GIVEN RECORDS →
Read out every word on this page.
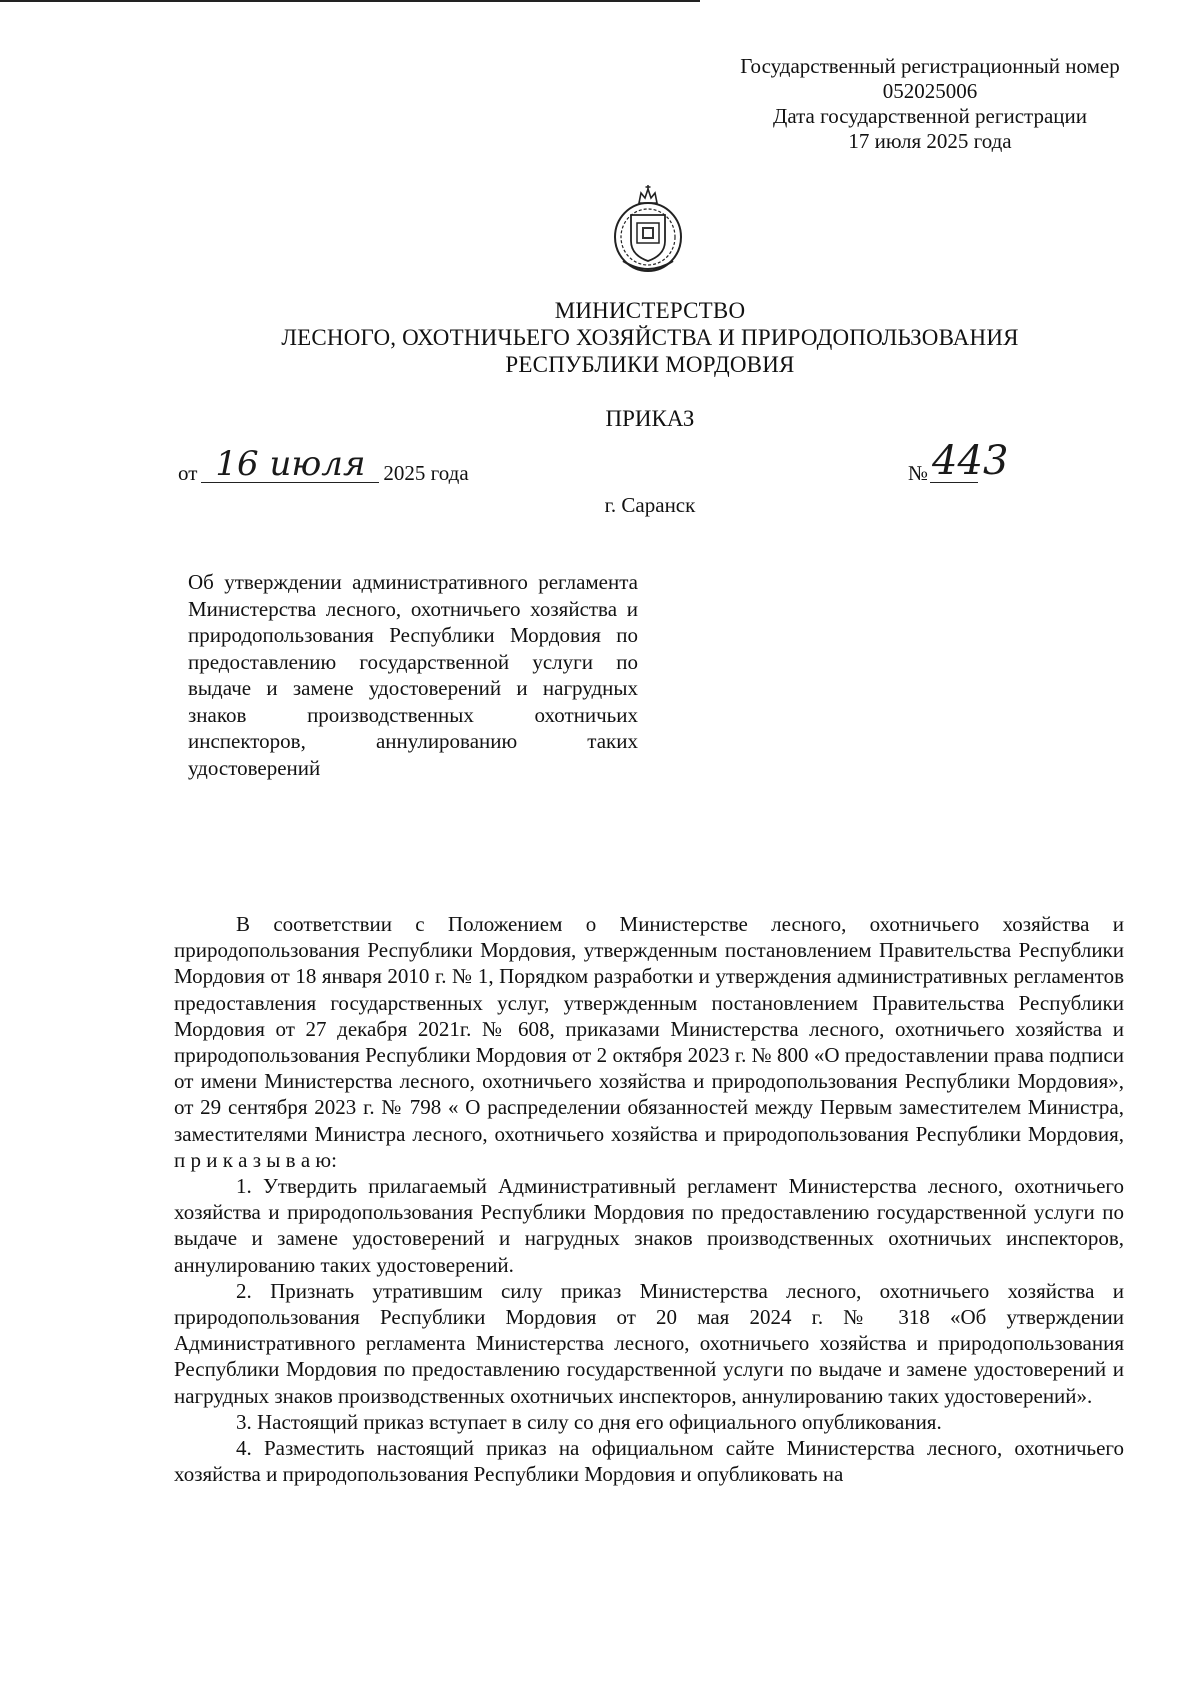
Государственный регистрационный номер
052025006
Дата государственной регистрации
17 июля 2025 года
МИНИСТЕРСТВО
ЛЕСНОГО, ОХОТНИЧЬЕГО ХОЗЯЙСТВА И ПРИРОДОПОЛЬЗОВАНИЯ
РЕСПУБЛИКИ МОРДОВИЯ
ПРИКАЗ
от 16 июля 2025 года	№ 443
г. Саранск
Об утверждении административного регламента Министерства лесного, охотничьего хозяйства и природопользования Республики Мордовия по предоставлению государственной услуги по выдаче и замене удостоверений и нагрудных знаков производственных охотничьих инспекторов, аннулированию таких удостоверений

В соответствии с Положением о Министерстве лесного, охотничьего хозяйства и природопользования Республики Мордовия, утвержденным постановлением Правительства Республики Мордовия от 18 января 2010 г. № 1, Порядком разработки и утверждения административных регламентов предоставления государственных услуг, утвержденным постановлением Правительства Республики Мордовия от 27 декабря 2021г. № 608, приказами Министерства лесного, охотничьего хозяйства и природопользования Республики Мордовия от 2 октября 2023 г. № 800 «О предоставлении права подписи от имени Министерства лесного, охотничьего хозяйства и природопользования Республики Мордовия», от 29 сентября 2023 г. № 798 « О распределении обязанностей между Первым заместителем Министра, заместителями Министра лесного, охотничьего хозяйства и природопользования Республики Мордовия, п р и к а з ы в а ю:

1. Утвердить прилагаемый Административный регламент Министерства лесного, охотничьего хозяйства и природопользования Республики Мордовия по предоставлению государственной услуги по выдаче и замене удостоверений и нагрудных знаков производственных охотничьих инспекторов, аннулированию таких удостоверений.

2. Признать утратившим силу приказ Министерства лесного, охотничьего хозяйства и природопользования Республики Мордовия от 20 мая 2024 г. № 318 «Об утверждении Административного регламента Министерства лесного, охотничьего хозяйства и природопользования Республики Мордовия по предоставлению государственной услуги по выдаче и замене удостоверений и нагрудных знаков производственных охотничьих инспекторов, аннулированию таких удостоверений».

3. Настоящий приказ вступает в силу со дня его официального опубликования.

4. Разместить настоящий приказ на официальном сайте Министерства лесного, охотничьего хозяйства и природопользования Республики Мордовия и опубликовать на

DIRECTIONS FOR THIS TASK →
Each entry gets copied exactly; the pictures stay out.

EXPECTED ANSWER →
Read out every word on this page.
Государственный регистрационный номер
052025006
Дата государственной регистрации
17 июля 2025 года
МИНИСТЕРСТВО
ЛЕСНОГО, ОХОТНИЧЬЕГО ХОЗЯЙСТВА И ПРИРОДОПОЛЬЗОВАНИЯ
РЕСПУБЛИКИ МОРДОВИЯ
ПРИКАЗ
от 16 июля 2025 года	№ 443
г. Саранск
Об утверждении административного регламента Министерства лесного, охотничьего хозяйства и природопользования Республики Мордовия по предоставлению государственной услуги по выдаче и замене удостоверений и нагрудных знаков производственных охотничьих инспекторов, аннулированию таких удостоверений

В соответствии с Положением о Министерстве лесного, охотничьего хозяйства и природопользования Республики Мордовия, утвержденным постановлением Правительства Республики Мордовия от 18 января 2010 г. № 1, Порядком разработки и утверждения административных регламентов предоставления государственных услуг, утвержденным постановлением Правительства Республики Мордовия от 27 декабря 2021г. № 608, приказами Министерства лесного, охотничьего хозяйства и природопользования Республики Мордовия от 2 октября 2023 г. № 800 «О предоставлении права подписи от имени Министерства лесного, охотничьего хозяйства и природопользования Республики Мордовия», от 29 сентября 2023 г. № 798 « О распределении обязанностей между Первым заместителем Министра, заместителями Министра лесного, охотничьего хозяйства и природопользования Республики Мордовия, п р и к а з ы в а ю:

1. Утвердить прилагаемый Административный регламент Министерства лесного, охотничьего хозяйства и природопользования Республики Мордовия по предоставлению государственной услуги по выдаче и замене удостоверений и нагрудных знаков производственных охотничьих инспекторов, аннулированию таких удостоверений.

2. Признать утратившим силу приказ Министерства лесного, охотничьего хозяйства и природопользования Республики Мордовия от 20 мая 2024 г. № 318 «Об утверждении Административного регламента Министерства лесного, охотничьего хозяйства и природопользования Республики Мордовия по предоставлению государственной услуги по выдаче и замене удостоверений и нагрудных знаков производственных охотничьих инспекторов, аннулированию таких удостоверений».

3. Настоящий приказ вступает в силу со дня его официального опубликования.

4. Разместить настоящий приказ на официальном сайте Министерства лесного, охотничьего хозяйства и природопользования Республики Мордовия и опубликовать на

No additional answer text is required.